• [DIRECTIVE]:
Pick out every line that holds the string "России" and copy it.

(Dataset records)
>>>

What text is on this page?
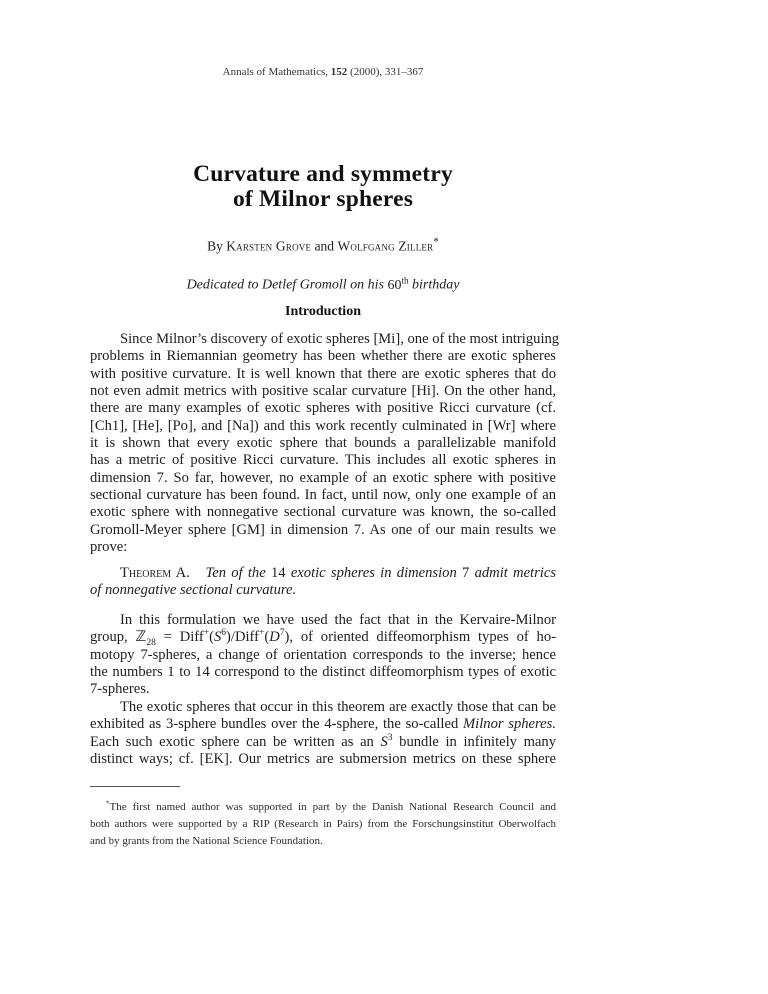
Annals of Mathematics, 152 (2000), 331–367
Curvature and symmetry
of Milnor spheres
By Karsten Grove and Wolfgang Ziller*
Dedicated to Detlef Gromoll on his 60th birthday
Introduction
Since Milnor’s discovery of exotic spheres [Mi], one of the most intriguing
problems in Riemannian geometry has been whether there are exotic spheres
with positive curvature. It is well known that there are exotic spheres that do
not even admit metrics with positive scalar curvature [Hi]. On the other hand,
there are many examples of exotic spheres with positive Ricci curvature (cf.
[Ch1], [He], [Po], and [Na]) and this work recently culminated in [Wr] where
it is shown that every exotic sphere that bounds a parallelizable manifold
has a metric of positive Ricci curvature. This includes all exotic spheres in
dimension 7. So far, however, no example of an exotic sphere with positive
sectional curvature has been found. In fact, until now, only one example of an
exotic sphere with nonnegative sectional curvature was known, the so-called
Gromoll-Meyer sphere [GM] in dimension 7. As one of our main results we
prove:
Theorem A. Ten of the 14 exotic spheres in dimension 7 admit metrics
of nonnegative sectional curvature.
In this formulation we have used the fact that in the Kervaire-Milnor
group, ℤ$_{28}$ = $Diff^+(S^6)/Diff^+(D^7)$, of oriented diffeomorphism types of ho-
motopy 7-spheres, a change of orientation corresponds to the inverse; hence
the numbers 1 to 14 correspond to the distinct diffeomorphism types of exotic
7-spheres.
The exotic spheres that occur in this theorem are exactly those that can be
exhibited as 3-sphere bundles over the 4-sphere, the so-called Milnor spheres.
Each such exotic sphere can be written as an $S^3$ bundle in infinitely many
distinct ways; cf. [EK]. Our metrics are submersion metrics on these sphere
*The first named author was supported in part by the Danish National Research Council and
both authors were supported by a RIP (Research in Pairs) from the Forschungsinstitut Oberwolfach
and by grants from the National Science Foundation.
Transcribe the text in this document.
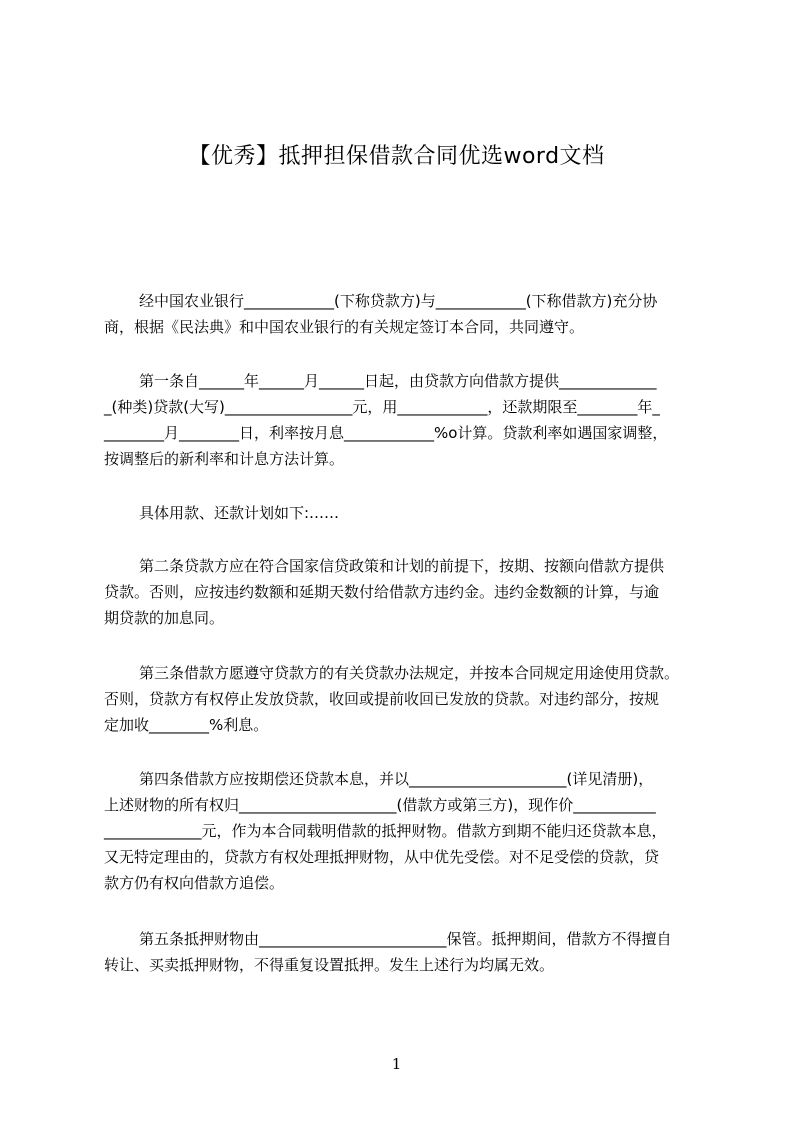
【优秀】抵押担保借款合同优选word文档

经中国农业银行____________(下称贷款方)与____________(下称借款方)充分协
商，根据《民法典》和中国农业银行的有关规定签订本合同，共同遵守。

第一条自______年______月______日起，由贷款方向借款方提供_____________
_(种类)贷款(大写)_________________元，用____________，还款期限至________年_
________月________日，利率按月息____________%o计算。贷款利率如遇国家调整，
按调整后的新利率和计息方法计算。

具体用款、还款计划如下:……

第二条贷款方应在符合国家信贷政策和计划的前提下，按期、按额向借款方提供
贷款。否则，应按违约数额和延期天数付给借款方违约金。违约金数额的计算，与逾
期贷款的加息同。

第三条借款方愿遵守贷款方的有关贷款办法规定，并按本合同规定用途使用贷款。
否则，贷款方有权停止发放贷款，收回或提前收回已发放的贷款。对违约部分，按规
定加收________%利息。

第四条借款方应按期偿还贷款本息，并以_____________________(详见清册)，
上述财物的所有权归_____________________(借款方或第三方)，现作价___________
_____________元，作为本合同载明借款的抵押财物。借款方到期不能归还贷款本息，
又无特定理由的，贷款方有权处理抵押财物，从中优先受偿。对不足受偿的贷款，贷
款方仍有权向借款方追偿。

第五条抵押财物由_________________________保管。抵押期间，借款方不得擅自
转让、买卖抵押财物，不得重复设置抵押。发生上述行为均属无效。

1
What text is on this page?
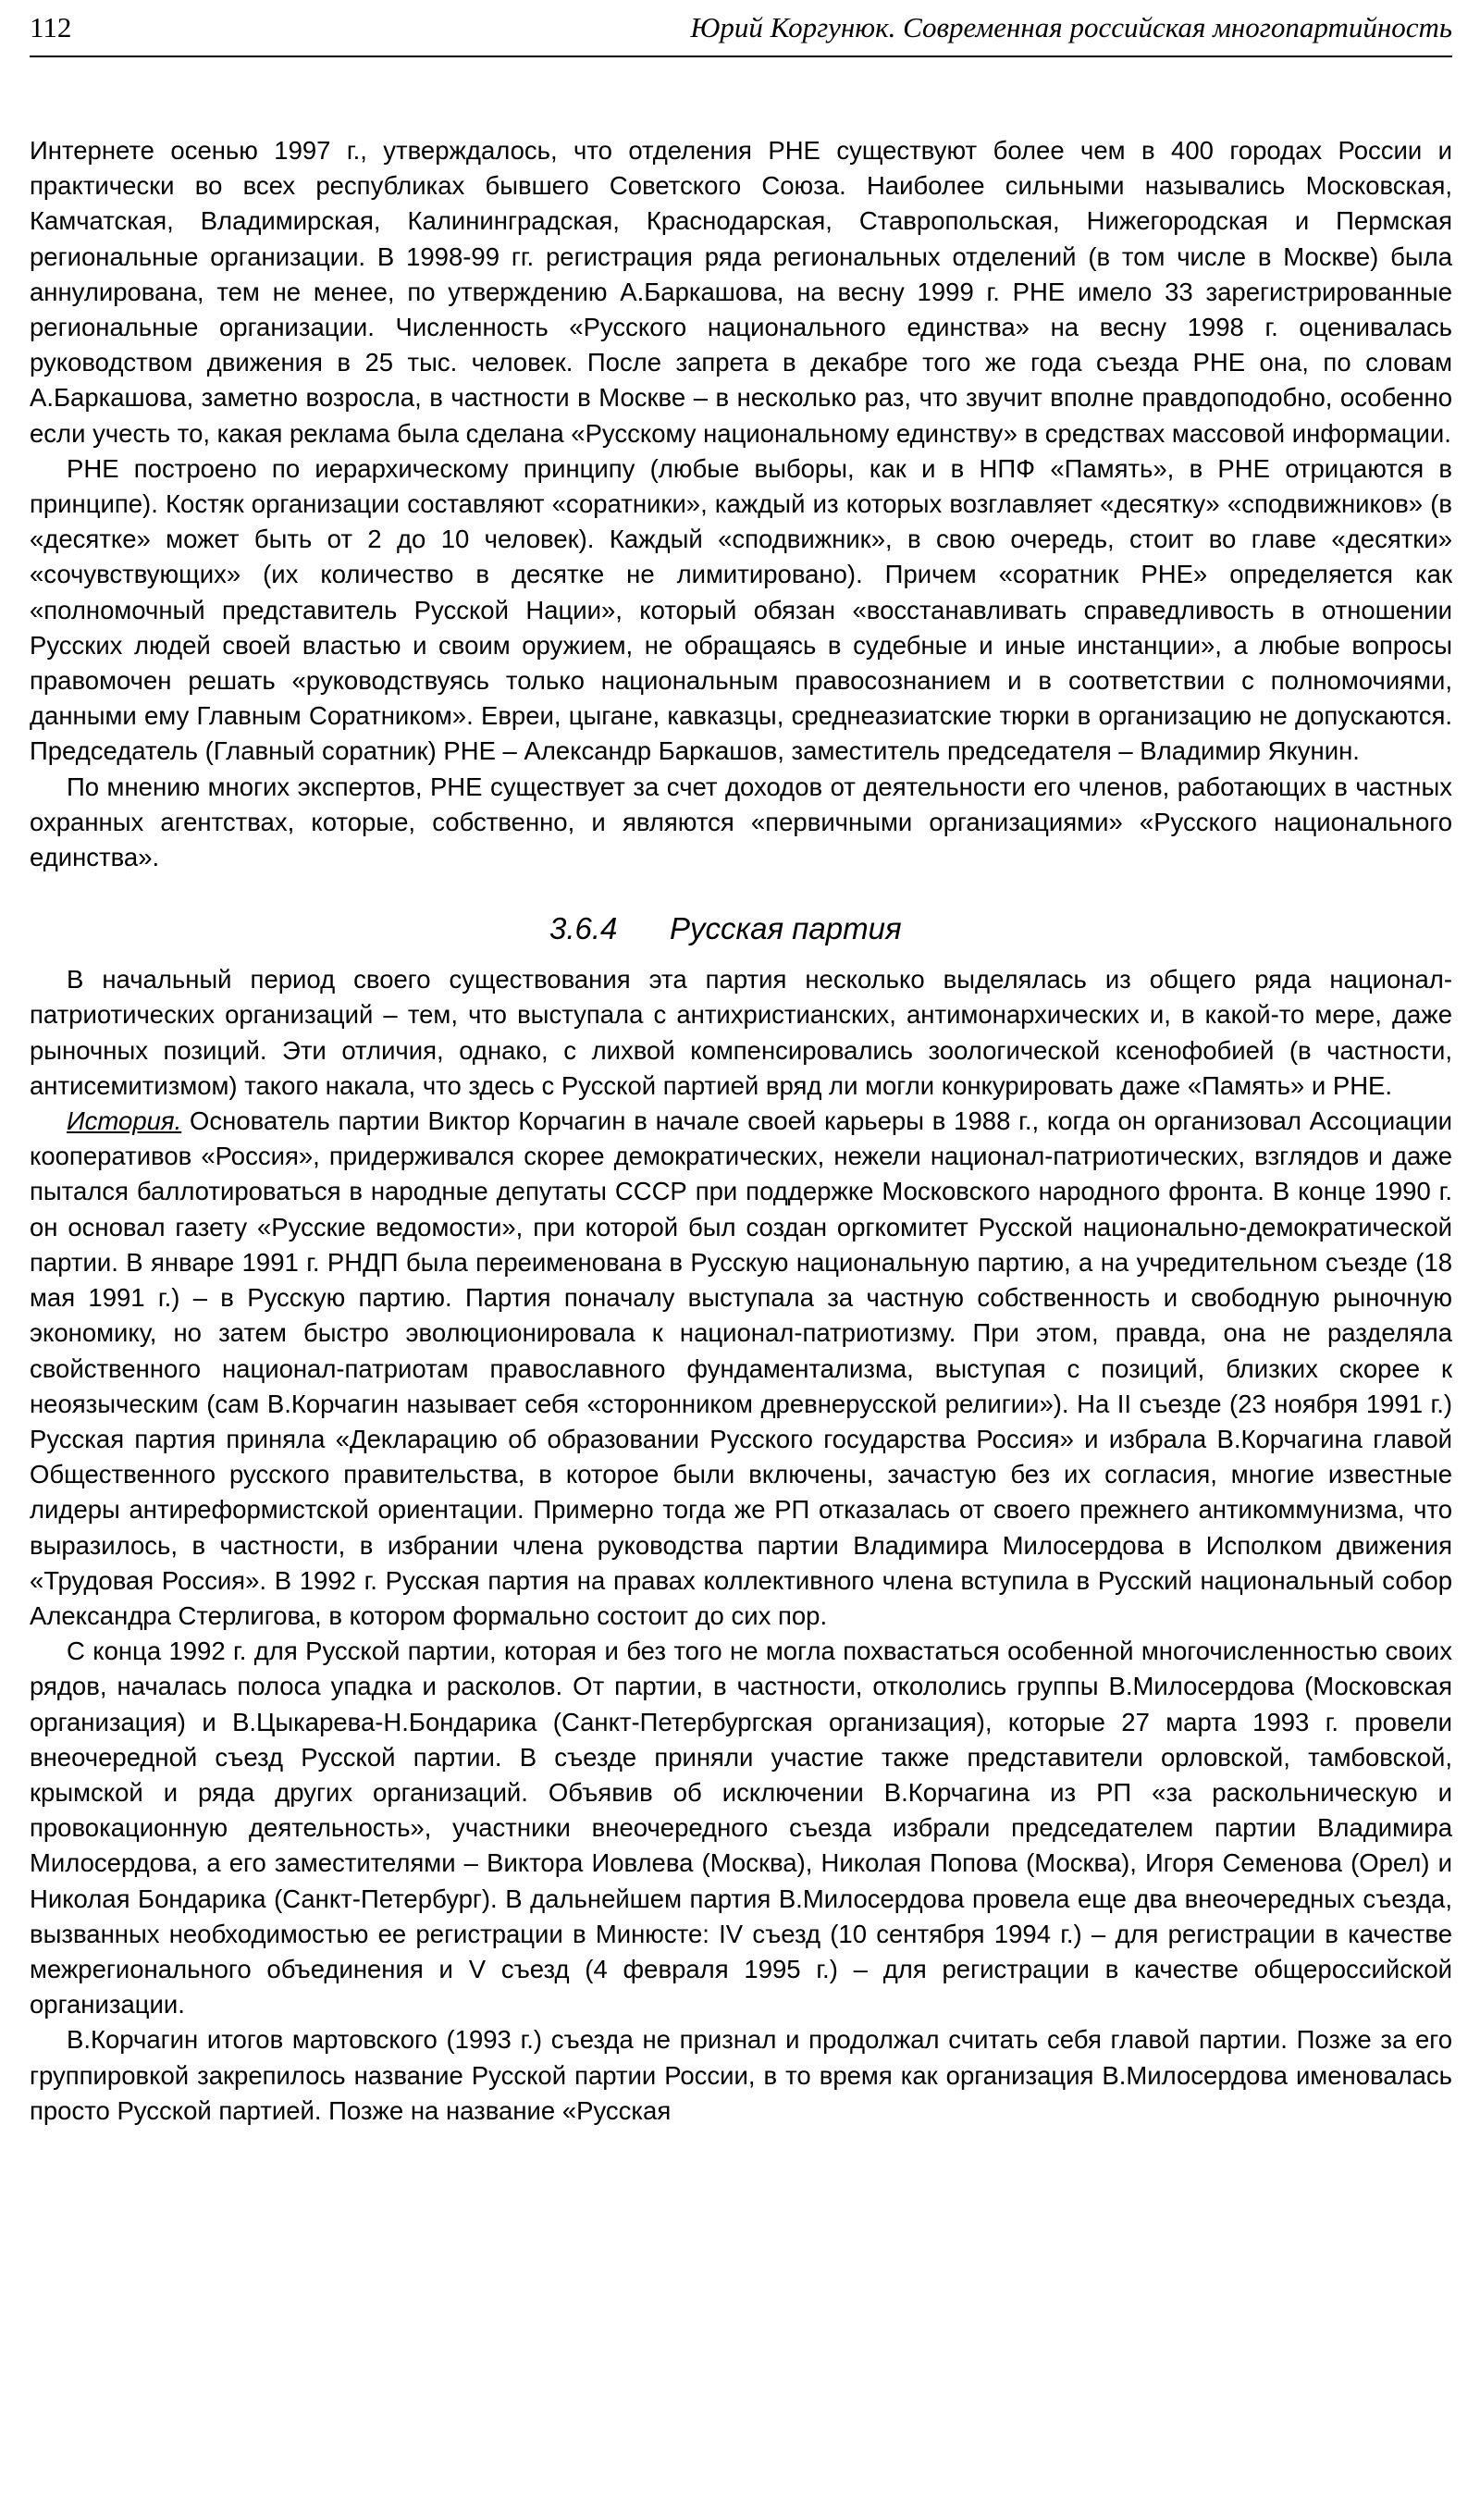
112	Юрий Коргунюк. Современная российская многопартийность

Интернете осенью 1997 г., утверждалось, что отделения РНЕ существуют более чем в 400 городах России и практически во всех республиках бывшего Советского Союза. Наиболее сильными назывались Московская, Камчатская, Владимирская, Калининградская, Краснодарская, Ставропольская, Нижегородская и Пермская региональные организации. В 1998-99 гг. регистрация ряда региональных отделений (в том числе в Москве) была аннулирована, тем не менее, по утверждению А.Баркашова, на весну 1999 г. РНЕ имело 33 зарегистрированные региональные организации. Численность «Русского национального единства» на весну 1998 г. оценивалась руководством движения в 25 тыс. человек. После запрета в декабре того же года съезда РНЕ она, по словам А.Баркашова, заметно возросла, в частности в Москве – в несколько раз, что звучит вполне правдоподобно, особенно если учесть то, какая реклама была сделана «Русскому национальному единству» в средствах массовой информации.

РНЕ построено по иерархическому принципу (любые выборы, как и в НПФ «Память», в РНЕ отрицаются в принципе). Костяк организации составляют «соратники», каждый из которых возглавляет «десятку» «сподвижников» (в «десятке» может быть от 2 до 10 человек). Каждый «сподвижник», в свою очередь, стоит во главе «десятки» «сочувствующих» (их количество в десятке не лимитировано). Причем «соратник РНЕ» определяется как «полномочный представитель Русской Нации», который обязан «восстанавливать справедливость в отношении Русских людей своей властью и своим оружием, не обращаясь в судебные и иные инстанции», а любые вопросы правомочен решать «руководствуясь только национальным правосознанием и в соответствии с полномочиями, данными ему Главным Соратником». Евреи, цыгане, кавказцы, среднеазиатские тюрки в организацию не допускаются. Председатель (Главный соратник) РНЕ – Александр Баркашов, заместитель председателя – Владимир Якунин.

По мнению многих экспертов, РНЕ существует за счет доходов от деятельности его членов, работающих в частных охранных агентствах, которые, собственно, и являются «первичными организациями» «Русского национального единства».

3.6.4 Русская партия

В начальный период своего существования эта партия несколько выделялась из общего ряда национал-патриотических организаций – тем, что выступала с антихристианских, антимонархических и, в какой-то мере, даже рыночных позиций. Эти отличия, однако, с лихвой компенсировались зоологической ксенофобией (в частности, антисемитизмом) такого накала, что здесь с Русской партией вряд ли могли конкурировать даже «Память» и РНЕ.

История. Основатель партии Виктор Корчагин в начале своей карьеры в 1988 г., когда он организовал Ассоциации кооперативов «Россия», придерживался скорее демократических, нежели национал-патриотических, взглядов и даже пытался баллотироваться в народные депутаты СССР при поддержке Московского народного фронта. В конце 1990 г. он основал газету «Русские ведомости», при которой был создан оргкомитет Русской национально-демократической партии. В январе 1991 г. РНДП была переименована в Русскую национальную партию, а на учредительном съезде (18 мая 1991 г.) – в Русскую партию. Партия поначалу выступала за частную собственность и свободную рыночную экономику, но затем быстро эволюционировала к национал-патриотизму. При этом, правда, она не разделяла свойственного национал-патриотам православного фундаментализма, выступая с позиций, близких скорее к неоязыческим (сам В.Корчагин называет себя «сторонником древнерусской религии»). На II съезде (23 ноября 1991 г.) Русская партия приняла «Декларацию об образовании Русского государства Россия» и избрала В.Корчагина главой Общественного русского правительства, в которое были включены, зачастую без их согласия, многие известные лидеры антиреформистской ориентации. Примерно тогда же РП отказалась от своего прежнего антикоммунизма, что выразилось, в частности, в избрании члена руководства партии Владимира Милосердова в Исполком движения «Трудовая Россия». В 1992 г. Русская партия на правах коллективного члена вступила в Русский национальный собор Александра Стерлигова, в котором формально состоит до сих пор.

С конца 1992 г. для Русской партии, которая и без того не могла похвастаться особенной многочисленностью своих рядов, началась полоса упадка и расколов. От партии, в частности, откололись группы В.Милосердова (Московская организация) и В.Цыкарева-Н.Бондарика (Санкт-Петербургская организация), которые 27 марта 1993 г. провели внеочередной съезд Русской партии. В съезде приняли участие также представители орловской, тамбовской, крымской и ряда других организаций. Объявив об исключении В.Корчагина из РП «за раскольническую и провокационную деятельность», участники внеочередного съезда избрали председателем партии Владимира Милосердова, а его заместителями – Виктора Иовлева (Москва), Николая Попова (Москва), Игоря Семенова (Орел) и Николая Бондарика (Санкт-Петербург). В дальнейшем партия В.Милосердова провела еще два внеочередных съезда, вызванных необходимостью ее регистрации в Минюсте: IV съезд (10 сентября 1994 г.) – для регистрации в качестве межрегионального объединения и V съезд (4 февраля 1995 г.) – для регистрации в качестве общероссийской организации.

В.Корчагин итогов мартовского (1993 г.) съезда не признал и продолжал считать себя главой партии. Позже за его группировкой закрепилось название Русской партии России, в то время как организация В.Милосердова именовалась просто Русской партией. Позже на название «Русская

<<<

• [FULL OUTPUT]:
Интернете осенью 1997 г., утверждалось, что отделения РНЕ существуют более чем в 400 городах России и практически во всех республиках бывшего Советского Союза. Наиболее сильными назывались Московская, Камчатская, Владимирская, Калининградская, Краснодарская, Ставропольская, Нижегородская и Пермская региональные организации. В 1998-99 гг. регистрация ряда региональных отделений (в том числе в Москве) была аннулирована, тем не менее, по утверждению А.Баркашова, на весну 1999 г. РНЕ имело 33 зарегистрированные региональные организации. Численность «Русского национального единства» на весну 1998 г. оценивалась руководством движения в 25 тыс. человек. После запрета в декабре того же года съезда РНЕ она, по словам А.Баркашова, заметно возросла, в частности в Москве – в несколько раз, что звучит вполне правдоподобно, особенно если учесть то, какая реклама была сделана «Русскому национальному единству» в средствах массовой информации.
В.Корчагин итогов мартовского (1993 г.) съезда не признал и продолжал считать себя главой партии. Позже за его группировкой закрепилось название Русской партии России, в то время как организация В.Милосердова именовалась просто Русской партией. Позже на название «Русская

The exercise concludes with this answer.